Extracted records:
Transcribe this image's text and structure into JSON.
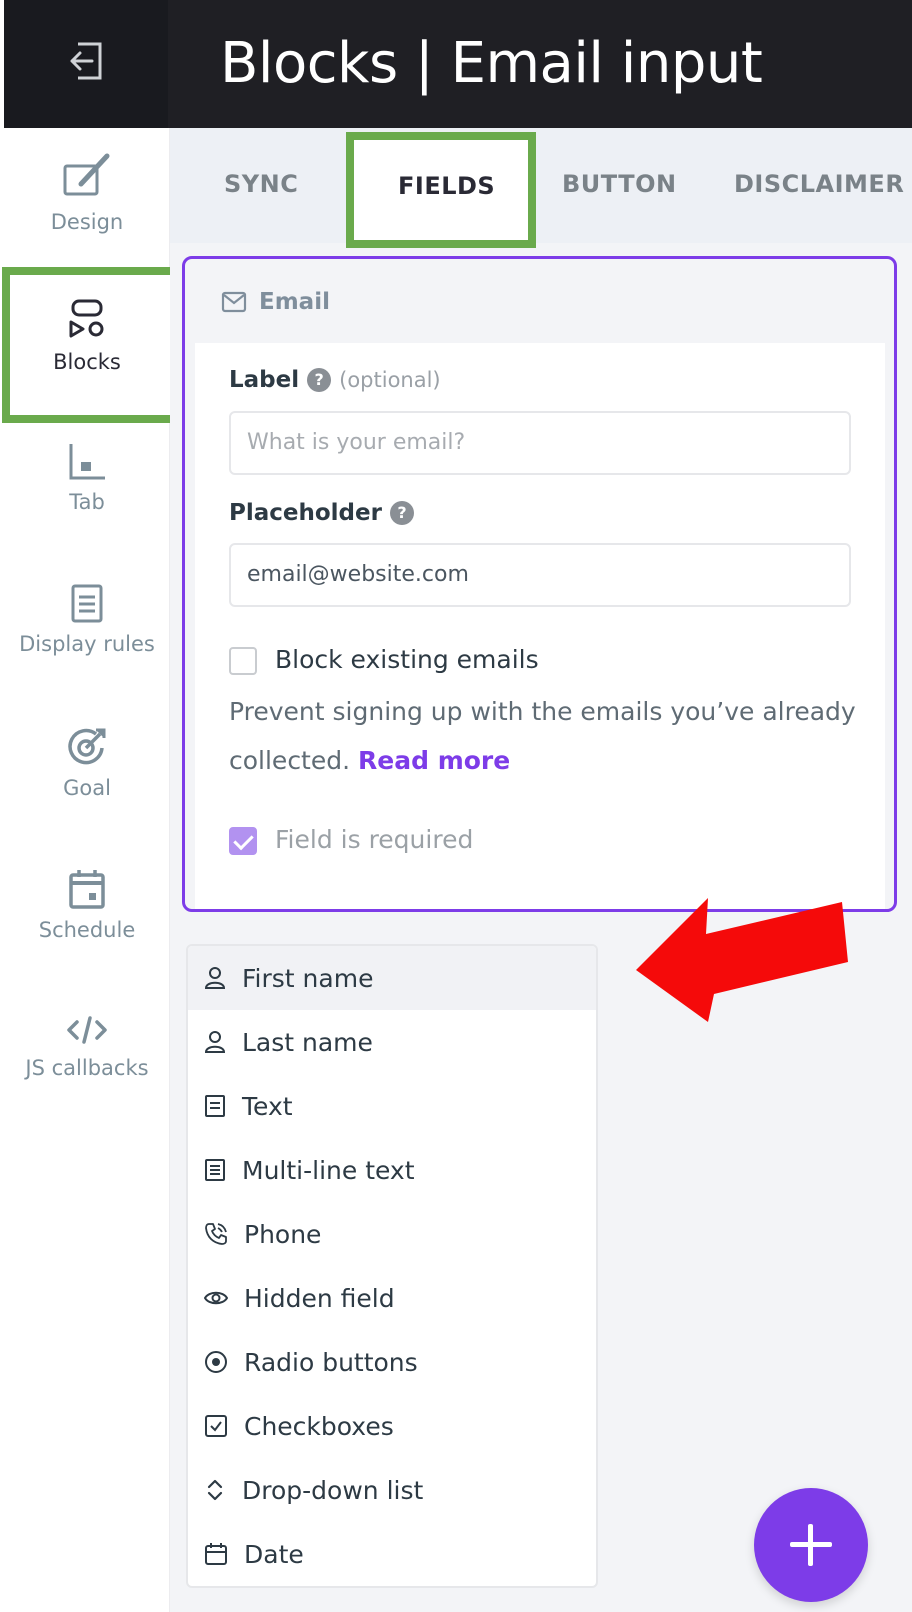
{
  "header": {
    "title": "Blocks | Email input",
    "exit_icon": "exit-icon"
  },
  "sidebar": {
    "items": [
      {
        "label": "Design",
        "icon": "design-icon"
      },
      {
        "label": "Blocks",
        "icon": "blocks-icon",
        "active": true
      },
      {
        "label": "Tab",
        "icon": "tab-icon"
      },
      {
        "label": "Display rules",
        "icon": "display-rules-icon"
      },
      {
        "label": "Goal",
        "icon": "goal-icon"
      },
      {
        "label": "Schedule",
        "icon": "schedule-icon"
      },
      {
        "label": "JS callbacks",
        "icon": "code-icon"
      }
    ]
  },
  "tabs": [
    {
      "label": "SYNC"
    },
    {
      "label": "FIELDS",
      "active": true
    },
    {
      "label": "BUTTON"
    },
    {
      "label": "DISCLAIMER"
    }
  ],
  "email_card": {
    "title": "Email",
    "label_field": {
      "label": "Label",
      "help": "?",
      "optional": "(optional)",
      "placeholder": "What is your email?"
    },
    "placeholder_field": {
      "label": "Placeholder",
      "help": "?",
      "value": "email@website.com"
    },
    "block_existing": {
      "label": "Block existing emails",
      "checked": false
    },
    "description": "Prevent signing up with the emails you’ve already collected.",
    "read_more": "Read more",
    "required": {
      "label": "Field is required",
      "checked": true
    }
  },
  "field_menu": {
    "items": [
      {
        "label": "First name",
        "icon": "person-icon"
      },
      {
        "label": "Last name",
        "icon": "person-icon"
      },
      {
        "label": "Text",
        "icon": "text-icon"
      },
      {
        "label": "Multi-line text",
        "icon": "multiline-text-icon"
      },
      {
        "label": "Phone",
        "icon": "phone-icon"
      },
      {
        "label": "Hidden field",
        "icon": "eye-icon"
      },
      {
        "label": "Radio buttons",
        "icon": "radio-icon"
      },
      {
        "label": "Checkboxes",
        "icon": "checkbox-icon"
      },
      {
        "label": "Drop-down list",
        "icon": "chevron-updown-icon"
      },
      {
        "label": "Date",
        "icon": "calendar-icon"
      }
    ]
  },
  "colors": {
    "accent": "#7d3ce8",
    "highlight": "#6aaa4c",
    "arrow": "#f50a0a",
    "topbar": "#1f1f24"
  }
}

> _SET EXERCISE_
Check each line of the records for the word "title", and show the lines that contain it.

> _EXERCISE RESULT_
    "title": "Blocks | Email input",
    "title": "Email",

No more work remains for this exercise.